>>>>

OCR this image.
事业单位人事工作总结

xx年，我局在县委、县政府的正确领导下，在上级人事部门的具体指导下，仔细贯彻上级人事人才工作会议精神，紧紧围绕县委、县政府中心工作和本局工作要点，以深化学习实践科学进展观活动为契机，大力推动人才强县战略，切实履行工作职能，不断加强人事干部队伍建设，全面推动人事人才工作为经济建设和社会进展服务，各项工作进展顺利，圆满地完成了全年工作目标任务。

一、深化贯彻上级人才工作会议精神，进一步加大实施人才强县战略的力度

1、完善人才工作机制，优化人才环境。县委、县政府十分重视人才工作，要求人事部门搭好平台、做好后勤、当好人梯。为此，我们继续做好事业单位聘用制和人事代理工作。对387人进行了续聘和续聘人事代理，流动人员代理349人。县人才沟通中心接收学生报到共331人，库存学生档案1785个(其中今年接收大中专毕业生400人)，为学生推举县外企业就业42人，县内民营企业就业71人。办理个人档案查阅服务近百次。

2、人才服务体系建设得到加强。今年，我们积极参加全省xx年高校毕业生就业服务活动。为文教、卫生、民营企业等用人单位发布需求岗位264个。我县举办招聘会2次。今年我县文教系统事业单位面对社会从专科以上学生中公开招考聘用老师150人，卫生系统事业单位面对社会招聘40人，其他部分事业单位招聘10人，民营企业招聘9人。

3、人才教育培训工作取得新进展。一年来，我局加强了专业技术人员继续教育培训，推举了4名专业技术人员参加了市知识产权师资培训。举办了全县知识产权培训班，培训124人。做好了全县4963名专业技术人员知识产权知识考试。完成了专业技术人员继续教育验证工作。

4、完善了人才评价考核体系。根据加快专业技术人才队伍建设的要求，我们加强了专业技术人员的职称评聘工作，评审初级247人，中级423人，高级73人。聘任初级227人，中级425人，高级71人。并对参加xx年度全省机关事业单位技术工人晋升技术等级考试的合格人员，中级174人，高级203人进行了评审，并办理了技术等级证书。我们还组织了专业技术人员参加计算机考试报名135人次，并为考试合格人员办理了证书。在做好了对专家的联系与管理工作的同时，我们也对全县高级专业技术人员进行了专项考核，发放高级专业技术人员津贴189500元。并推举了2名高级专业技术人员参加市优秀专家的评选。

<<<<
>>>>

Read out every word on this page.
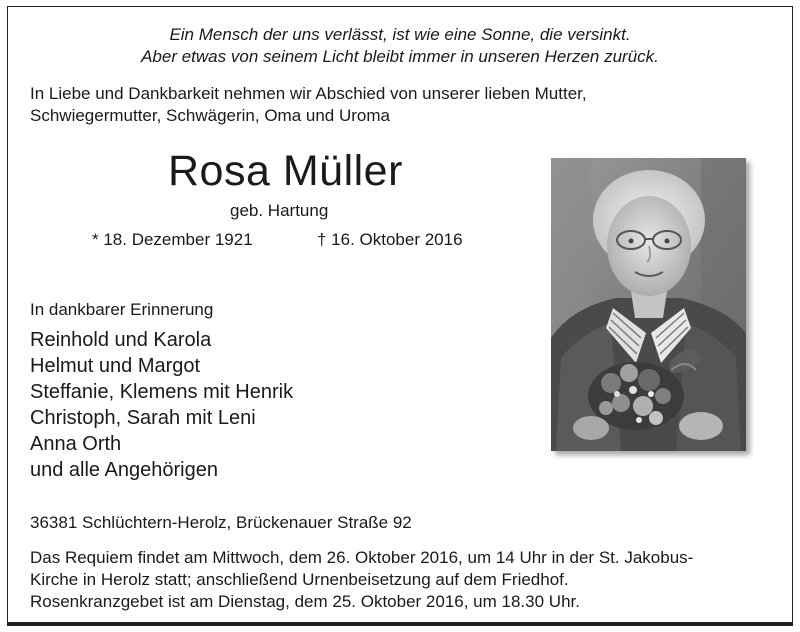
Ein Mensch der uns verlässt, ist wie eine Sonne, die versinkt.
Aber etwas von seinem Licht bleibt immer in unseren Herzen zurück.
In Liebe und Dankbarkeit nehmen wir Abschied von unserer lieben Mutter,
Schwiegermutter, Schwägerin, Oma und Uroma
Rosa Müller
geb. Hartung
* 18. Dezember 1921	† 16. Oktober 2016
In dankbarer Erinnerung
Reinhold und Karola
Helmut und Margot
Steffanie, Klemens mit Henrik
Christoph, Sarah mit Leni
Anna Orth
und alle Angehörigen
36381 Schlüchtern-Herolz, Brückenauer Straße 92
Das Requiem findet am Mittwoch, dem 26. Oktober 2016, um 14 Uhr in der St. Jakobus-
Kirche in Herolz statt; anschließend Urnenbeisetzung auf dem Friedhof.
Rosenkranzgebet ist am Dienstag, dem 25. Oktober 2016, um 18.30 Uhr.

<<<<
>>>>

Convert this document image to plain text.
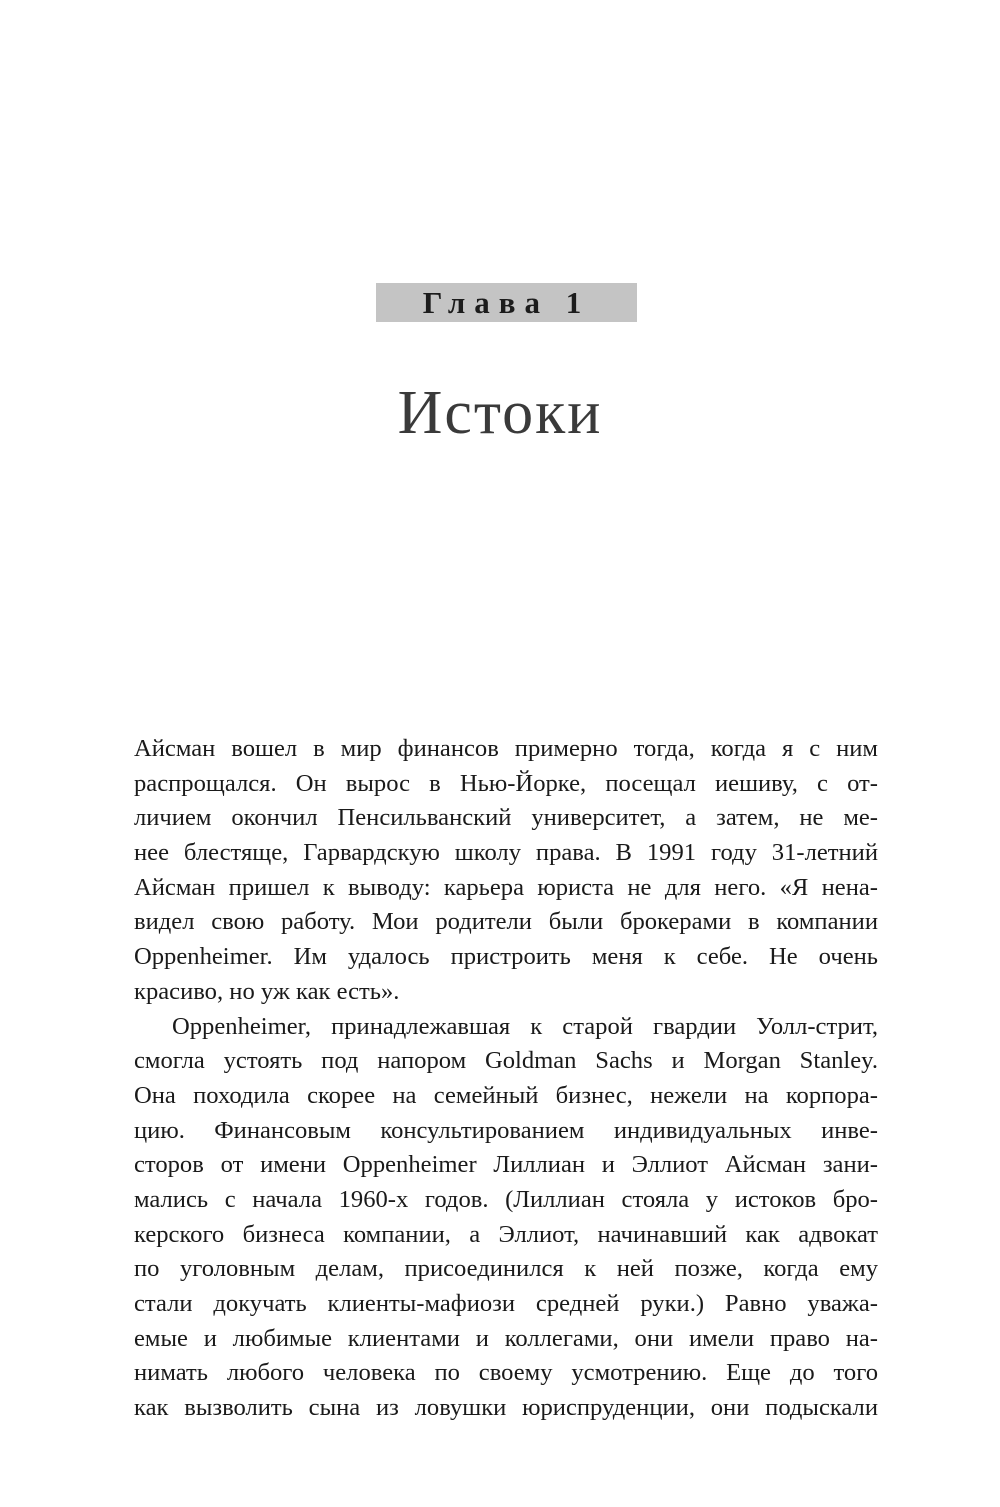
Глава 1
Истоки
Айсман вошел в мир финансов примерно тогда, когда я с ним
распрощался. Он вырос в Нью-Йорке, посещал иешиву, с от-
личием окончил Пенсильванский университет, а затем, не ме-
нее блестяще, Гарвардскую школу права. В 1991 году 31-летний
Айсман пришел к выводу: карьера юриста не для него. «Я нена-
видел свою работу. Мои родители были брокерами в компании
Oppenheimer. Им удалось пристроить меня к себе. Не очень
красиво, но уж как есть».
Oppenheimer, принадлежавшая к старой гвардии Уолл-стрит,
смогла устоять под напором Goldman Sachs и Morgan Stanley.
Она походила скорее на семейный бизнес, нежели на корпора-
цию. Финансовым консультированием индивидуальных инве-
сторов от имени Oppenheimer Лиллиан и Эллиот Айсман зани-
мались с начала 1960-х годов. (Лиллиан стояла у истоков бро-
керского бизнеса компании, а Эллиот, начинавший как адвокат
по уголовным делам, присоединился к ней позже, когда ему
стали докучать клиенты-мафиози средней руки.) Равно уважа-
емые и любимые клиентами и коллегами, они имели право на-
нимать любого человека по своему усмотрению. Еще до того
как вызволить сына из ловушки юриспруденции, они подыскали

<<<<

### Set task
Sift the material for lines with the string "Oppenheimer". Copy each one found.

### Completed exercise
Oppenheimer. Им удалось пристроить меня к себе. Не очень
Oppenheimer, принадлежавшая к старой гвардии Уолл-стрит,
сторов от имени Oppenheimer Лиллиан и Эллиот Айсман зани-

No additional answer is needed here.